# INSTRUCTION:
Output every record word for word.

# INFORMATION SUPPLIED:

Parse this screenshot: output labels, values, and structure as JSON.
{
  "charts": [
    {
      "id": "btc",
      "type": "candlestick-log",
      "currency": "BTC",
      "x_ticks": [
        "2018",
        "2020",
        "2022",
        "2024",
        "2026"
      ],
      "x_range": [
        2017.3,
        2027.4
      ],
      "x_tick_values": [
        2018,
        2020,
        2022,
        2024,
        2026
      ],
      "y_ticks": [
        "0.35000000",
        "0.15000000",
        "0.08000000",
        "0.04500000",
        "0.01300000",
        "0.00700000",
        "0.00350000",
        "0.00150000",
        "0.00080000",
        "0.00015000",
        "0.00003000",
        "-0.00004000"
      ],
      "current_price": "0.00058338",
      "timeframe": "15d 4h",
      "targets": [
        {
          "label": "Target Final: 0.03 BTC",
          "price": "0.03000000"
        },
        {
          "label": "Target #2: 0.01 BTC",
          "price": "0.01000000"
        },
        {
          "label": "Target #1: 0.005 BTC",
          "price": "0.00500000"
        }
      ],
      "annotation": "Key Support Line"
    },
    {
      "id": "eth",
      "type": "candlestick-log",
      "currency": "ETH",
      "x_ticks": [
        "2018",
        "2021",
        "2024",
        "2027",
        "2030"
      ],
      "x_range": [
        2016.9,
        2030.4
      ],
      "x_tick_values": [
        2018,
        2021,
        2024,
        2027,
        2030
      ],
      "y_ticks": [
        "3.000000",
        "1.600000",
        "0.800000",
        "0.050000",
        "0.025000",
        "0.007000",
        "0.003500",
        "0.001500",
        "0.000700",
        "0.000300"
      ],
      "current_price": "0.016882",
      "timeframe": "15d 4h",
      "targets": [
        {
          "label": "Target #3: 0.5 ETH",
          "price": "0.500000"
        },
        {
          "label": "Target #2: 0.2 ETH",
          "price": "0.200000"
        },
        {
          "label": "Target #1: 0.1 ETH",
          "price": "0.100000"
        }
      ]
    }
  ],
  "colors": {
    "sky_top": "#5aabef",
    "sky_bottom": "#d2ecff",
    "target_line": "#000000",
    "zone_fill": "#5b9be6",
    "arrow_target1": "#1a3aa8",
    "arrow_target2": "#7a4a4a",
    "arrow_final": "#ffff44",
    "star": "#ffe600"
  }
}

# THE RESPONSE:
Parse this screenshot: output labels, values, and structure as JSON.
{
  "charts": [
    {
      "id": "btc",
      "type": "candlestick-log",
      "currency": "BTC",
      "x_ticks": [
        "2018",
        "2020",
        "2022",
        "2024",
        "2026"
      ],
      "x_range": [
        2017.3,
        2027.4
      ],
      "x_tick_values": [
        2018,
        2020,
        2022,
        2024,
        2026
      ],
      "y_ticks": [
        "0.35000000",
        "0.15000000",
        "0.08000000",
        "0.04500000",
        "0.01300000",
        "0.00700000",
        "0.00350000",
        "0.00150000",
        "0.00080000",
        "0.00015000",
        "0.00003000",
        "-0.00004000"
      ],
      "current_price": "0.00058338",
      "timeframe": "15d 4h",
      "targets": [
        {
          "label": "Target Final: 0.03 BTC",
          "price": "0.03000000"
        },
        {
          "label": "Target #2: 0.01 BTC",
          "price": "0.01000000"
        },
        {
          "label": "Target #1: 0.005 BTC",
          "price": "0.00500000"
        }
      ],
      "annotation": "Key Support Line"
    },
    {
      "id": "eth",
      "type": "candlestick-log",
      "currency": "ETH",
      "x_ticks": [
        "2018",
        "2021",
        "2024",
        "2027",
        "2030"
      ],
      "x_range": [
        2016.9,
        2030.4
      ],
      "x_tick_values": [
        2018,
        2021,
        2024,
        2027,
        2030
      ],
      "y_ticks": [
        "3.000000",
        "1.600000",
        "0.800000",
        "0.050000",
        "0.025000",
        "0.007000",
        "0.003500",
        "0.001500",
        "0.000700",
        "0.000300"
      ],
      "current_price": "0.016882",
      "timeframe": "15d 4h",
      "targets": [
        {
          "label": "Target #3: 0.5 ETH",
          "price": "0.500000"
        },
        {
          "label": "Target #2: 0.2 ETH",
          "price": "0.200000"
        },
        {
          "label": "Target #1: 0.1 ETH",
          "price": "0.100000"
        }
      ]
    }
  ],
  "colors": {
    "sky_top": "#5aabef",
    "sky_bottom": "#d2ecff",
    "target_line": "#000000",
    "zone_fill": "#5b9be6",
    "arrow_target1": "#1a3aa8",
    "arrow_target2": "#7a4a4a",
    "arrow_final": "#ffff44",
    "star": "#ffe600"
  }
}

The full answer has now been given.